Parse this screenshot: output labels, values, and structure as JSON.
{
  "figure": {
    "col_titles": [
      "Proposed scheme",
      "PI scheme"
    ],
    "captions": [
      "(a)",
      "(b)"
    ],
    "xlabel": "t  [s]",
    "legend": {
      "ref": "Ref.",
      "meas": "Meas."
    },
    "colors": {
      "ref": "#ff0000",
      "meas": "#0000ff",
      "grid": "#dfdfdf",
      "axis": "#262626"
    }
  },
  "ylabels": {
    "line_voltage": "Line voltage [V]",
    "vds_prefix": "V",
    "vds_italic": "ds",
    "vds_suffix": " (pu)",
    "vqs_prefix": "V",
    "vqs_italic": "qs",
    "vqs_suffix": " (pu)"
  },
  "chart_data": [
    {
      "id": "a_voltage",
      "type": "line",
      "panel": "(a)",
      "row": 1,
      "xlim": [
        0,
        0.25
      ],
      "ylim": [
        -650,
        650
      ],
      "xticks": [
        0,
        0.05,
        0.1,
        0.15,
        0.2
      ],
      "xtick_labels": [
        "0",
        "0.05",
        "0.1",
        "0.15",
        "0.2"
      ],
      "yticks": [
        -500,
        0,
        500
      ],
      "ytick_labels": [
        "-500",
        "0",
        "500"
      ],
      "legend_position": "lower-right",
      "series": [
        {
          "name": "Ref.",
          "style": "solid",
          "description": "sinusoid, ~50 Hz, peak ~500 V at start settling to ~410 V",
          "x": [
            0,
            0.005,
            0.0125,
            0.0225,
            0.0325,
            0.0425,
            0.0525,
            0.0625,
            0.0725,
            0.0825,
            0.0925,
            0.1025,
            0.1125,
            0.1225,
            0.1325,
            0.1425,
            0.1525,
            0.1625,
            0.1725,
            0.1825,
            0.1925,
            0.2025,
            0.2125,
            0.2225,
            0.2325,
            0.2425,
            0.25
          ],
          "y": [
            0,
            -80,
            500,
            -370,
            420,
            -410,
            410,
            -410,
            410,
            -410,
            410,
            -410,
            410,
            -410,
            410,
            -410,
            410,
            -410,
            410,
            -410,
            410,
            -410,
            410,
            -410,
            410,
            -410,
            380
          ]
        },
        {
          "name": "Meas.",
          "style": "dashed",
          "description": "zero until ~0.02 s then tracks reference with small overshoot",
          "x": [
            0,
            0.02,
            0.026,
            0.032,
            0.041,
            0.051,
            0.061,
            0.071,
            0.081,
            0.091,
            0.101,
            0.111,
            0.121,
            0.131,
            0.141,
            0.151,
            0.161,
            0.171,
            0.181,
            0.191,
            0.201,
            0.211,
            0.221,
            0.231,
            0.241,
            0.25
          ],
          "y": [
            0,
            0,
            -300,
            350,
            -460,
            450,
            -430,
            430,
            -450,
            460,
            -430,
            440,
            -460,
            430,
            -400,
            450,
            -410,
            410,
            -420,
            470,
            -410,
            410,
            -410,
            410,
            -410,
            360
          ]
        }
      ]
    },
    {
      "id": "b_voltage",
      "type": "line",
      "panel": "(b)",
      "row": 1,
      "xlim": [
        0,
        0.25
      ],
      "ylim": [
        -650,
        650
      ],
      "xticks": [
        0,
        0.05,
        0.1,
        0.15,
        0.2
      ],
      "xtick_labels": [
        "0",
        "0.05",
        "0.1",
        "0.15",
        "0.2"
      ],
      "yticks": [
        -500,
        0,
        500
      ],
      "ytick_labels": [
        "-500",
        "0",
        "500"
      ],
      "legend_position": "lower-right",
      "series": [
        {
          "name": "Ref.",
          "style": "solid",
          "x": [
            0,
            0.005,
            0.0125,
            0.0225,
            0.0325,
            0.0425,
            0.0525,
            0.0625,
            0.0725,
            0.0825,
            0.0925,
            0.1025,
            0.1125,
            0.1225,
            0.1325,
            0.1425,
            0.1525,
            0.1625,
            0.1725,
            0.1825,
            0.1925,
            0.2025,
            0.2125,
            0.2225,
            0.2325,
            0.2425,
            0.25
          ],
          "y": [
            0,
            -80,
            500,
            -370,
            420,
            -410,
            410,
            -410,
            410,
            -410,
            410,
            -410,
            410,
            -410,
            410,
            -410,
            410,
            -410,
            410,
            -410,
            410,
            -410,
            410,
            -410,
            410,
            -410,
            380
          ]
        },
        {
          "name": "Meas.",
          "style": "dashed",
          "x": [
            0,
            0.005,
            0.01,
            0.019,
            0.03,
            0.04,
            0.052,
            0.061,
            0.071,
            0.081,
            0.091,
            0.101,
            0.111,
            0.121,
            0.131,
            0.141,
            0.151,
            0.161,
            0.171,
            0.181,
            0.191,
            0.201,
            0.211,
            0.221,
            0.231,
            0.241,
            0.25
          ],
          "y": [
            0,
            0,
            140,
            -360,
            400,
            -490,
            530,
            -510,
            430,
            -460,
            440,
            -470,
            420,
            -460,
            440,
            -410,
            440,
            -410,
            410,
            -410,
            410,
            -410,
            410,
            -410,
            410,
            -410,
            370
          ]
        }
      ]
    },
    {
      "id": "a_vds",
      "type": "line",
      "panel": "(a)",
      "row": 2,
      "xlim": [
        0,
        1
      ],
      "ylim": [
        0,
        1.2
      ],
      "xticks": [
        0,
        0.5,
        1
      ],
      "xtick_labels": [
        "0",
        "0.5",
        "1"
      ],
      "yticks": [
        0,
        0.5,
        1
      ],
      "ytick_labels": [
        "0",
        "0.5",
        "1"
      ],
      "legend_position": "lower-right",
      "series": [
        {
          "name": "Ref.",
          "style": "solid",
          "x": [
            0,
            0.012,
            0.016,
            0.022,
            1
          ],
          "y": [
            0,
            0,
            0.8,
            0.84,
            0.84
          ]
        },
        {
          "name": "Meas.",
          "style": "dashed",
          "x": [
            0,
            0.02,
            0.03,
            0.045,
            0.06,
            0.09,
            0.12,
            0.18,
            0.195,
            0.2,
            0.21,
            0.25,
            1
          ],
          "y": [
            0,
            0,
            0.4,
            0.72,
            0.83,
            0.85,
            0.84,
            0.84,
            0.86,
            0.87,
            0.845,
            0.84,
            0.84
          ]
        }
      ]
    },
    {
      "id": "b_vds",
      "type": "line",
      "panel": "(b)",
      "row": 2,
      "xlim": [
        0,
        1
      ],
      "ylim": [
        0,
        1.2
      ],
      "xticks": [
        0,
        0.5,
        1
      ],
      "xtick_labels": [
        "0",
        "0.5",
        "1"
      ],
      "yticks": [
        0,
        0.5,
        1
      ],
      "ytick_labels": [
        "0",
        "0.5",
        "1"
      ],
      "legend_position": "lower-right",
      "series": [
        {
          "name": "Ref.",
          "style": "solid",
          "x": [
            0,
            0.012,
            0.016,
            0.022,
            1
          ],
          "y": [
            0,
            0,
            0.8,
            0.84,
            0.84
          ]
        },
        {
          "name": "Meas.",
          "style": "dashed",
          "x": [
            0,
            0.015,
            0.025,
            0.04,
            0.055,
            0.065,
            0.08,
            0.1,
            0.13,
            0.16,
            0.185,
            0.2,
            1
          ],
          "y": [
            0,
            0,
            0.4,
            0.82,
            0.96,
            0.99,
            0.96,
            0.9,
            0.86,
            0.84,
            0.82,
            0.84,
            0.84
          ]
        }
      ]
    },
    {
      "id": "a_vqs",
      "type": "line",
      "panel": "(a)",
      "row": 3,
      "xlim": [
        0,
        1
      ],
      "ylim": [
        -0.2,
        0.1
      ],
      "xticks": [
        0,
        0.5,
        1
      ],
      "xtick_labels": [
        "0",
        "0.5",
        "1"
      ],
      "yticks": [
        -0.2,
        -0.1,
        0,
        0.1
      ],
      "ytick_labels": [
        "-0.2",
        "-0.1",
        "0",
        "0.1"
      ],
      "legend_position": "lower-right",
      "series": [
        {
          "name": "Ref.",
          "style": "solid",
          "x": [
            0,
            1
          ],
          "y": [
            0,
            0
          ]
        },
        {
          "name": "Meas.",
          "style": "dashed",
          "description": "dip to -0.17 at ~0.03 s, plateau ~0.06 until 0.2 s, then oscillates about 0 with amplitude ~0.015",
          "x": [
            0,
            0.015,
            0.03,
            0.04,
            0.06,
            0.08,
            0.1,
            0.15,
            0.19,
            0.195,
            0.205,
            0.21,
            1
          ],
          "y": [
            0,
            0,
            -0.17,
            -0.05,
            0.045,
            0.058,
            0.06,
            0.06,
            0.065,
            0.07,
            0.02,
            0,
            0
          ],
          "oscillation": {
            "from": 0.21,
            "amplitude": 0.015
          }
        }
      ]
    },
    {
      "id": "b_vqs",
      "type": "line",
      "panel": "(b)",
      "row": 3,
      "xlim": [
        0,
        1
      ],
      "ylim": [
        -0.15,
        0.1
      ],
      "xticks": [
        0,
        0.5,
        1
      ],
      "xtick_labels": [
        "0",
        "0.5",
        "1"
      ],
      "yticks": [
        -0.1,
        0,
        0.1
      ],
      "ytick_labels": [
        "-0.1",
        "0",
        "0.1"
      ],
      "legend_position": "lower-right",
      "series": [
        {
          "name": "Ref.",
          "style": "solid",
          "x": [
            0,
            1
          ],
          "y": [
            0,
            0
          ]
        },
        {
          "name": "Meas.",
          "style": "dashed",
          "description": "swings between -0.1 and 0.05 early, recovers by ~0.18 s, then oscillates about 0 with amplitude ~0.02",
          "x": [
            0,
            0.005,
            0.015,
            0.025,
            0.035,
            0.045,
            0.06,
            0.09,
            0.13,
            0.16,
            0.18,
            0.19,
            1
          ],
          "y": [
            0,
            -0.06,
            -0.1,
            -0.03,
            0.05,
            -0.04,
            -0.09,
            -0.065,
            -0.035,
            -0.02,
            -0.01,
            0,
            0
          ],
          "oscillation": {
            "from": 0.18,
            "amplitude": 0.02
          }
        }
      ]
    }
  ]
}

### Written request
In the records above, locate every line with the string "description" and copy it.

### Reply
          "description": "sinusoid, ~50 Hz, peak ~500 V at start settling to ~410 V",
          "description": "zero until ~0.02 s then tracks reference with small overshoot",
          "description": "dip to -0.17 at ~0.03 s, plateau ~0.06 until 0.2 s, then oscillates about 0 with amplitude ~0.015",
          "description": "swings between -0.1 and 0.05 early, recovers by ~0.18 s, then oscillates about 0 with amplitude ~0.02",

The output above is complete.